Show every line in the entries below where the word "this" appears.

------------------------------------------------------------------------

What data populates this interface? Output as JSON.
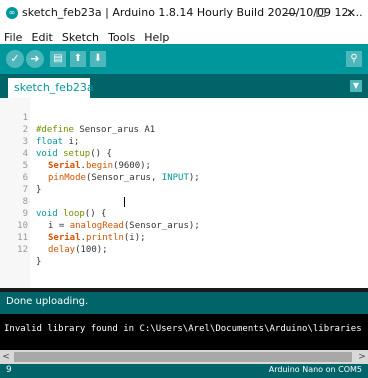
{
  "window": {
    "title": "sketch_feb23a | Arduino 1.8.14 Hourly Build 2020/10/09 12:...",
    "controls": [
      "—",
      "☐",
      "✕"
    ]
  },
  "menu": [
    "File",
    "Edit",
    "Sketch",
    "Tools",
    "Help"
  ],
  "toolbar": {
    "verify_icon": "✓",
    "upload_icon": "➜",
    "new_icon": "▤",
    "open_icon": "⬆",
    "save_icon": "⬇",
    "serial_monitor_icon": "⚲"
  },
  "tab": {
    "label": "sketch_feb23a §",
    "menu_icon": "▼"
  },
  "code": {
    "lines": [
      {
        "n": "1"
      },
      {
        "n": "2"
      },
      {
        "n": "3"
      },
      {
        "n": "4"
      },
      {
        "n": "5"
      },
      {
        "n": "6"
      },
      {
        "n": "7"
      },
      {
        "n": "8"
      },
      {
        "n": "9"
      },
      {
        "n": "10"
      },
      {
        "n": "11"
      },
      {
        "n": "12"
      }
    ],
    "text": {
      "l1_kw": "#define",
      "l1_rest": " Sensor_arus A1",
      "l2_kw": "float",
      "l2_rest": " i;",
      "l3_kw": "void",
      "l3_fn": " setup",
      "l3_rest": "() {",
      "l4_fn": "Serial",
      "l4_mid": ".",
      "l4_fn2": "begin",
      "l4_rest": "(9600);",
      "l5_fn": "pinMode",
      "l5_rest": "(Sensor_arus, ",
      "l5_cn": "INPUT",
      "l5_end": ");",
      "l6": "}",
      "l8_kw": "void",
      "l8_fn": " loop",
      "l8_rest": "() {",
      "l9_a": "i = ",
      "l9_fn": "analogRead",
      "l9_b": "(Sensor_arus);",
      "l10_fn": "Serial",
      "l10_mid": ".",
      "l10_fn2": "println",
      "l10_rest": "(i);",
      "l11_fn": "delay",
      "l11_rest": "(100);",
      "l12": "}"
    }
  },
  "status": {
    "message": "Done uploading."
  },
  "console": {
    "line": "Invalid library found in C:\\Users\\Arel\\Documents\\Arduino\\libraries"
  },
  "scroll": {
    "left_icon": "<",
    "right_icon": ">"
  },
  "footer": {
    "line_number": "9",
    "board": "Arduino Nano on COM5"
  },
  "colors": {
    "accent": "#00979c",
    "dark_accent": "#006468",
    "keyword": "#728e00",
    "function": "#d35400"
  }
}
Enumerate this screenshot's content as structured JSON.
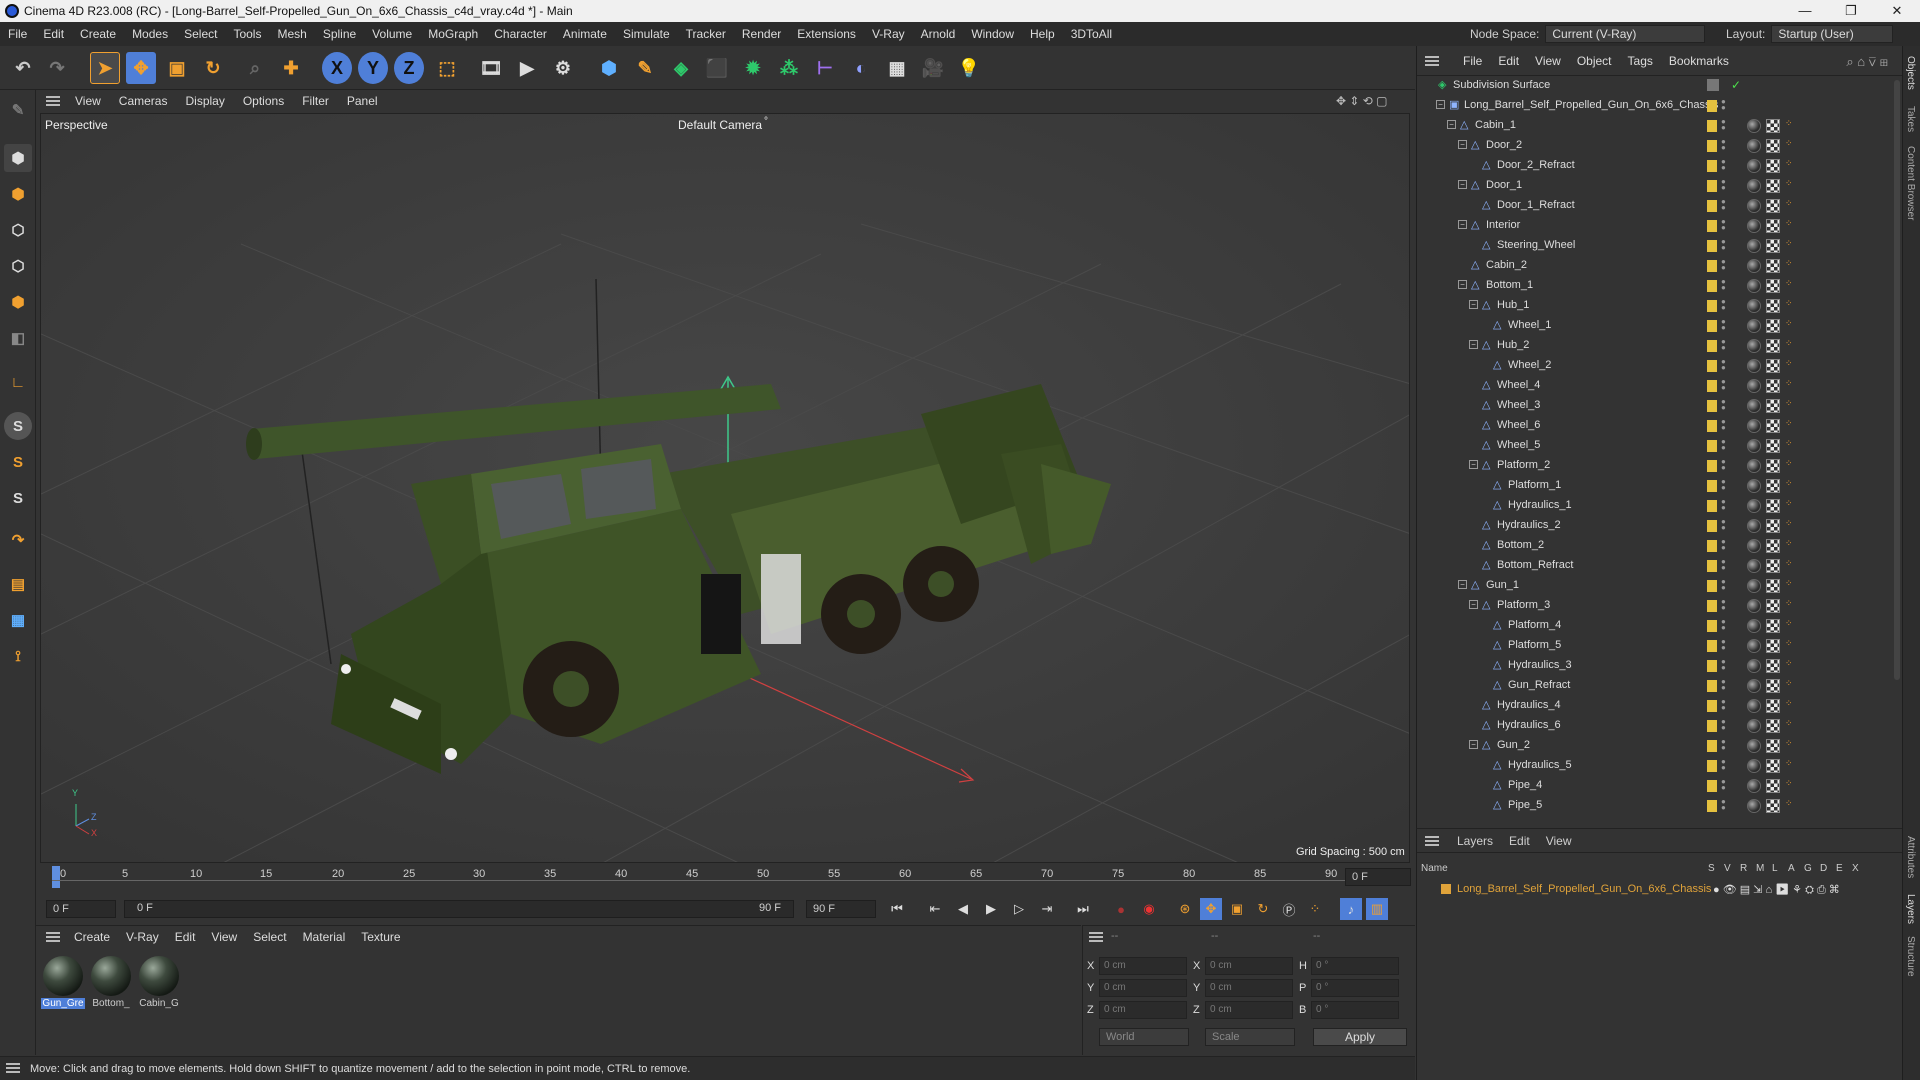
{
  "window": {
    "title": "Cinema 4D R23.008 (RC) - [Long-Barrel_Self-Propelled_Gun_On_6x6_Chassis_c4d_vray.c4d *] - Main",
    "minimize": "—",
    "maximize": "❐",
    "close": "✕"
  },
  "menubar": {
    "items": [
      "File",
      "Edit",
      "Create",
      "Modes",
      "Select",
      "Tools",
      "Mesh",
      "Spline",
      "Volume",
      "MoGraph",
      "Character",
      "Animate",
      "Simulate",
      "Tracker",
      "Render",
      "Extensions",
      "V-Ray",
      "Arnold",
      "Window",
      "Help",
      "3DToAll"
    ],
    "node_space_label": "Node Space:",
    "node_space_value": "Current (V-Ray)",
    "layout_label": "Layout:",
    "layout_value": "Startup (User)"
  },
  "toolbar": {
    "axis_x": "X",
    "axis_y": "Y",
    "axis_z": "Z"
  },
  "viewport": {
    "menu": [
      "View",
      "Cameras",
      "Display",
      "Options",
      "Filter",
      "Panel"
    ],
    "label": "Perspective",
    "camera": "Default Camera",
    "camera_mark": "°",
    "grid_spacing": "Grid Spacing : 500 cm",
    "axis_y": "Y",
    "axis_z": "Z",
    "axis_x": "X"
  },
  "timeline": {
    "ticks": [
      "0",
      "5",
      "10",
      "15",
      "20",
      "25",
      "30",
      "35",
      "40",
      "45",
      "50",
      "55",
      "60",
      "65",
      "70",
      "75",
      "80",
      "85",
      "90"
    ],
    "end_field": "0 F"
  },
  "transport": {
    "current": "0 F",
    "range_start": "0 F",
    "range_end": "90 F",
    "max": "90 F"
  },
  "materials": {
    "menu": [
      "Create",
      "V-Ray",
      "Edit",
      "View",
      "Select",
      "Material",
      "Texture"
    ],
    "items": [
      "Gun_Gre",
      "Bottom_",
      "Cabin_G"
    ]
  },
  "attributes": {
    "header": [
      "--",
      "--",
      "--"
    ],
    "rows": [
      {
        "a": "X",
        "av": "0 cm",
        "b": "X",
        "bv": "0 cm",
        "c": "H",
        "cv": "0 °"
      },
      {
        "a": "Y",
        "av": "0 cm",
        "b": "Y",
        "bv": "0 cm",
        "c": "P",
        "cv": "0 °"
      },
      {
        "a": "Z",
        "av": "0 cm",
        "b": "Z",
        "bv": "0 cm",
        "c": "B",
        "cv": "0 °"
      }
    ],
    "coord_system": "World",
    "mode": "Scale",
    "apply": "Apply"
  },
  "status": "Move: Click and drag to move elements. Hold down SHIFT to quantize movement / add to the selection in point mode, CTRL to remove.",
  "objects": {
    "menu": [
      "File",
      "Edit",
      "View",
      "Object",
      "Tags",
      "Bookmarks"
    ],
    "rows": [
      {
        "name": "Subdivision Surface",
        "indent": 0,
        "exp": "",
        "icon": "◈"
      },
      {
        "name": "Long_Barrel_Self_Propelled_Gun_On_6x6_Chassis",
        "indent": 1,
        "exp": "−",
        "icon": "▣"
      },
      {
        "name": "Cabin_1",
        "indent": 2,
        "exp": "−",
        "icon": "△"
      },
      {
        "name": "Door_2",
        "indent": 3,
        "exp": "−",
        "icon": "△"
      },
      {
        "name": "Door_2_Refract",
        "indent": 4,
        "exp": "",
        "icon": "△"
      },
      {
        "name": "Door_1",
        "indent": 3,
        "exp": "−",
        "icon": "△"
      },
      {
        "name": "Door_1_Refract",
        "indent": 4,
        "exp": "",
        "icon": "△"
      },
      {
        "name": "Interior",
        "indent": 3,
        "exp": "−",
        "icon": "△"
      },
      {
        "name": "Steering_Wheel",
        "indent": 4,
        "exp": "",
        "icon": "△"
      },
      {
        "name": "Cabin_2",
        "indent": 3,
        "exp": "",
        "icon": "△"
      },
      {
        "name": "Bottom_1",
        "indent": 3,
        "exp": "−",
        "icon": "△"
      },
      {
        "name": "Hub_1",
        "indent": 4,
        "exp": "−",
        "icon": "△"
      },
      {
        "name": "Wheel_1",
        "indent": 5,
        "exp": "",
        "icon": "△"
      },
      {
        "name": "Hub_2",
        "indent": 4,
        "exp": "−",
        "icon": "△"
      },
      {
        "name": "Wheel_2",
        "indent": 5,
        "exp": "",
        "icon": "△"
      },
      {
        "name": "Wheel_4",
        "indent": 4,
        "exp": "",
        "icon": "△"
      },
      {
        "name": "Wheel_3",
        "indent": 4,
        "exp": "",
        "icon": "△"
      },
      {
        "name": "Wheel_6",
        "indent": 4,
        "exp": "",
        "icon": "△"
      },
      {
        "name": "Wheel_5",
        "indent": 4,
        "exp": "",
        "icon": "△"
      },
      {
        "name": "Platform_2",
        "indent": 4,
        "exp": "−",
        "icon": "△"
      },
      {
        "name": "Platform_1",
        "indent": 5,
        "exp": "",
        "icon": "△"
      },
      {
        "name": "Hydraulics_1",
        "indent": 5,
        "exp": "",
        "icon": "△"
      },
      {
        "name": "Hydraulics_2",
        "indent": 4,
        "exp": "",
        "icon": "△"
      },
      {
        "name": "Bottom_2",
        "indent": 4,
        "exp": "",
        "icon": "△"
      },
      {
        "name": "Bottom_Refract",
        "indent": 4,
        "exp": "",
        "icon": "△"
      },
      {
        "name": "Gun_1",
        "indent": 3,
        "exp": "−",
        "icon": "△"
      },
      {
        "name": "Platform_3",
        "indent": 4,
        "exp": "−",
        "icon": "△"
      },
      {
        "name": "Platform_4",
        "indent": 5,
        "exp": "",
        "icon": "△"
      },
      {
        "name": "Platform_5",
        "indent": 5,
        "exp": "",
        "icon": "△"
      },
      {
        "name": "Hydraulics_3",
        "indent": 5,
        "exp": "",
        "icon": "△"
      },
      {
        "name": "Gun_Refract",
        "indent": 5,
        "exp": "",
        "icon": "△"
      },
      {
        "name": "Hydraulics_4",
        "indent": 4,
        "exp": "",
        "icon": "△"
      },
      {
        "name": "Hydraulics_6",
        "indent": 4,
        "exp": "",
        "icon": "△"
      },
      {
        "name": "Gun_2",
        "indent": 4,
        "exp": "−",
        "icon": "△"
      },
      {
        "name": "Hydraulics_5",
        "indent": 5,
        "exp": "",
        "icon": "△"
      },
      {
        "name": "Pipe_4",
        "indent": 5,
        "exp": "",
        "icon": "△"
      },
      {
        "name": "Pipe_5",
        "indent": 5,
        "exp": "",
        "icon": "△"
      }
    ]
  },
  "layers": {
    "menu": [
      "Layers",
      "Edit",
      "View"
    ],
    "col_name": "Name",
    "cols": [
      "S",
      "V",
      "R",
      "M",
      "L",
      "A",
      "G",
      "D",
      "E",
      "X"
    ],
    "item": "Long_Barrel_Self_Propelled_Gun_On_6x6_Chassis",
    "item_color": "#e0a33a"
  },
  "side_tabs": [
    "Objects",
    "Takes",
    "Content Browser",
    "Attributes",
    "Layers",
    "Structure"
  ],
  "colors": {
    "accent": "#f0a030",
    "select_blue": "#4f7fd8",
    "layer_orange": "#e0a33a"
  }
}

------------------------------------------------------------------------

* [Response to the task]
What data populates this interface? Output as JSON.
Enumerate this screenshot's content as structured JSON.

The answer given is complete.